> _Task statement_:
Repeat all of the records verbatim.

> _Given information_:
— start —
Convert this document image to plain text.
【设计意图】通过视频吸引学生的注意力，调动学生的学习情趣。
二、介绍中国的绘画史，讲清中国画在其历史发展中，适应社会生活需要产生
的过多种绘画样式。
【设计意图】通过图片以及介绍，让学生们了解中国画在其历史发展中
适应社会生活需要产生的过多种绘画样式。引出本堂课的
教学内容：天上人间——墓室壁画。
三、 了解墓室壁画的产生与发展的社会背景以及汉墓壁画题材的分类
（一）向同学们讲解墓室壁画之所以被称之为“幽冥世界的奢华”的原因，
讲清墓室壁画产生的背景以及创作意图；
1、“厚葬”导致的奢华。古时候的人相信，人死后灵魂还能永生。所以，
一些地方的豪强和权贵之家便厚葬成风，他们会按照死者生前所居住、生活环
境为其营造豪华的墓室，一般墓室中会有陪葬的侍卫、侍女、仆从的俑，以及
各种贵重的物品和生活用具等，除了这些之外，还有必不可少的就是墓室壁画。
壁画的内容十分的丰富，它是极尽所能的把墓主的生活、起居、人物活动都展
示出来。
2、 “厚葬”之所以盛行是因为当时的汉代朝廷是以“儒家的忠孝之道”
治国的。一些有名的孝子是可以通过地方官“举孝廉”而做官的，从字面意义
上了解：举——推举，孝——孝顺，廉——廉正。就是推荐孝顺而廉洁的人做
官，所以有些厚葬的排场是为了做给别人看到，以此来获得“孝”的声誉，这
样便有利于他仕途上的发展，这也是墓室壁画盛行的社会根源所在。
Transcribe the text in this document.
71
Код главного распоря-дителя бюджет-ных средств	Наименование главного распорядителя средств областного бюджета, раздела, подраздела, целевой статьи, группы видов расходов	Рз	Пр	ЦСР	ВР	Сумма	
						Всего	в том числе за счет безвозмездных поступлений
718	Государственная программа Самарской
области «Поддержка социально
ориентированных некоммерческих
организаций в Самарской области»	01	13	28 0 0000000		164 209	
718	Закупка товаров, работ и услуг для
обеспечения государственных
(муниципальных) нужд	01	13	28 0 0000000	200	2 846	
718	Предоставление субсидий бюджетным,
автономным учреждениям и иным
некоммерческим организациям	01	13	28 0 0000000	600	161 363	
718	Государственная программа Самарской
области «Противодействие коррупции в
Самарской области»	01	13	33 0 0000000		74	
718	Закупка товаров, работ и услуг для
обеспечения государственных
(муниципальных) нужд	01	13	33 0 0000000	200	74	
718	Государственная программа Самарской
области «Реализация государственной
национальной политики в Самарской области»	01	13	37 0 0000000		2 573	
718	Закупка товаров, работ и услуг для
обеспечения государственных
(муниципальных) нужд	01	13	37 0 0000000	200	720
— end —
> _Answer to this exercise_:
Convert this document image to plain text.
【设计意图】通过视频吸引学生的注意力，调动学生的学习情趣。
二、介绍中国的绘画史，讲清中国画在其历史发展中，适应社会生活需要产生
的过多种绘画样式。
【设计意图】通过图片以及介绍，让学生们了解中国画在其历史发展中
适应社会生活需要产生的过多种绘画样式。引出本堂课的
教学内容：天上人间——墓室壁画。
三、 了解墓室壁画的产生与发展的社会背景以及汉墓壁画题材的分类
（一）向同学们讲解墓室壁画之所以被称之为“幽冥世界的奢华”的原因，
讲清墓室壁画产生的背景以及创作意图；
1、“厚葬”导致的奢华。古时候的人相信，人死后灵魂还能永生。所以，
一些地方的豪强和权贵之家便厚葬成风，他们会按照死者生前所居住、生活环
境为其营造豪华的墓室，一般墓室中会有陪葬的侍卫、侍女、仆从的俑，以及
各种贵重的物品和生活用具等，除了这些之外，还有必不可少的就是墓室壁画。
壁画的内容十分的丰富，它是极尽所能的把墓主的生活、起居、人物活动都展
示出来。
2、 “厚葬”之所以盛行是因为当时的汉代朝廷是以“儒家的忠孝之道”
治国的。一些有名的孝子是可以通过地方官“举孝廉”而做官的，从字面意义
上了解：举——推举，孝——孝顺，廉——廉正。就是推荐孝顺而廉洁的人做
官，所以有些厚葬的排场是为了做给别人看到，以此来获得“孝”的声誉，这
样便有利于他仕途上的发展，这也是墓室壁画盛行的社会根源所在。
Transcribe the text in this document.
71
Код главного распоря-дителя бюджет-ных средств	Наименование главного распорядителя средств областного бюджета, раздела, подраздела, целевой статьи, группы видов расходов	Рз	Пр	ЦСР	ВР	Сумма	
						Всего	в том числе за счет безвозмездных поступлений
718	Государственная программа Самарской
области «Поддержка социально
ориентированных некоммерческих
организаций в Самарской области»	01	13	28 0 0000000		164 209	
718	Закупка товаров, работ и услуг для
обеспечения государственных
(муниципальных) нужд	01	13	28 0 0000000	200	2 846	
718	Предоставление субсидий бюджетным,
автономным учреждениям и иным
некоммерческим организациям	01	13	28 0 0000000	600	161 363	
718	Государственная программа Самарской
области «Противодействие коррупции в
Самарской области»	01	13	33 0 0000000		74	
718	Закупка товаров, работ и услуг для
обеспечения государственных
(муниципальных) нужд	01	13	33 0 0000000	200	74	
718	Государственная программа Самарской
области «Реализация государственной
национальной политики в Самарской области»	01	13	37 0 0000000		2 573	
718	Закупка товаров, работ и услуг для
обеспечения государственных
(муниципальных) нужд	01	13	37 0 0000000	200	720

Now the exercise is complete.